▶ **ROWS**
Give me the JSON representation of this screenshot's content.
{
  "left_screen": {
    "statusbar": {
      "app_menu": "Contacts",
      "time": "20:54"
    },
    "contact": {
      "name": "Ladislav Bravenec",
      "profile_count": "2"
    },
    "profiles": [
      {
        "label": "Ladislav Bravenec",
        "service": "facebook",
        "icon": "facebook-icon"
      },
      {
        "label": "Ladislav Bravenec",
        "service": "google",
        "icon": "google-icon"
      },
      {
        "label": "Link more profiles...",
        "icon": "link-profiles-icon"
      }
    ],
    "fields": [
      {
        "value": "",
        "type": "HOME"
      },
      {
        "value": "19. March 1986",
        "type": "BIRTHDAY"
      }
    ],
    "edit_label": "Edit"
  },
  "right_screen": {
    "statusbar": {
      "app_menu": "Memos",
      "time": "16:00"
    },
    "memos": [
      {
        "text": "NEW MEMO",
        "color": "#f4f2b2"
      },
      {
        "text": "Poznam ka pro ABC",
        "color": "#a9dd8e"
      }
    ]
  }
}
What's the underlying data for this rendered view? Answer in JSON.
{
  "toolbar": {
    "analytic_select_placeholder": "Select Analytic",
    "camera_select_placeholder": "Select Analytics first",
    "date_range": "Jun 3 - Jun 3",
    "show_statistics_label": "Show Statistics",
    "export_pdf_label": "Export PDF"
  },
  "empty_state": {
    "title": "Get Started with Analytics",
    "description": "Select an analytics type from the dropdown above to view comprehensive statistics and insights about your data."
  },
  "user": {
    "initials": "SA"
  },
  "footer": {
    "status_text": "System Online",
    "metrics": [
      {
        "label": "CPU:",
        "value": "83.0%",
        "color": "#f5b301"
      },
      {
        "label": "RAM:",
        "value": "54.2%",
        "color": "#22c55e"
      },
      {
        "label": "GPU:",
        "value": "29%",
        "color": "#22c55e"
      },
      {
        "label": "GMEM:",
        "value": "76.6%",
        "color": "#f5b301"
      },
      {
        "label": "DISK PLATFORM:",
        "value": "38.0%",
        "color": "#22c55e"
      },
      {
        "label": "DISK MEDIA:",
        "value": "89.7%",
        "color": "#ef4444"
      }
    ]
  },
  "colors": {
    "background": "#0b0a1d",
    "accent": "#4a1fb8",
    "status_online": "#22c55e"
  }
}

▶ **WORK TO DO**
Please quote the data above in full, with no line missing.

▶ **EXERCISE RESPONSE**
Give me the JSON representation of this screenshot's content.
{
  "left_screen": {
    "statusbar": {
      "app_menu": "Contacts",
      "time": "20:54"
    },
    "contact": {
      "name": "Ladislav Bravenec",
      "profile_count": "2"
    },
    "profiles": [
      {
        "label": "Ladislav Bravenec",
        "service": "facebook",
        "icon": "facebook-icon"
      },
      {
        "label": "Ladislav Bravenec",
        "service": "google",
        "icon": "google-icon"
      },
      {
        "label": "Link more profiles...",
        "icon": "link-profiles-icon"
      }
    ],
    "fields": [
      {
        "value": "",
        "type": "HOME"
      },
      {
        "value": "19. March 1986",
        "type": "BIRTHDAY"
      }
    ],
    "edit_label": "Edit"
  },
  "right_screen": {
    "statusbar": {
      "app_menu": "Memos",
      "time": "16:00"
    },
    "memos": [
      {
        "text": "NEW MEMO",
        "color": "#f4f2b2"
      },
      {
        "text": "Poznam ka pro ABC",
        "color": "#a9dd8e"
      }
    ]
  }
}
What's the underlying data for this rendered view? Answer in JSON.
{
  "toolbar": {
    "analytic_select_placeholder": "Select Analytic",
    "camera_select_placeholder": "Select Analytics first",
    "date_range": "Jun 3 - Jun 3",
    "show_statistics_label": "Show Statistics",
    "export_pdf_label": "Export PDF"
  },
  "empty_state": {
    "title": "Get Started with Analytics",
    "description": "Select an analytics type from the dropdown above to view comprehensive statistics and insights about your data."
  },
  "user": {
    "initials": "SA"
  },
  "footer": {
    "status_text": "System Online",
    "metrics": [
      {
        "label": "CPU:",
        "value": "83.0%",
        "color": "#f5b301"
      },
      {
        "label": "RAM:",
        "value": "54.2%",
        "color": "#22c55e"
      },
      {
        "label": "GPU:",
        "value": "29%",
        "color": "#22c55e"
      },
      {
        "label": "GMEM:",
        "value": "76.6%",
        "color": "#f5b301"
      },
      {
        "label": "DISK PLATFORM:",
        "value": "38.0%",
        "color": "#22c55e"
      },
      {
        "label": "DISK MEDIA:",
        "value": "89.7%",
        "color": "#ef4444"
      }
    ]
  },
  "colors": {
    "background": "#0b0a1d",
    "accent": "#4a1fb8",
    "status_online": "#22c55e"
  }
}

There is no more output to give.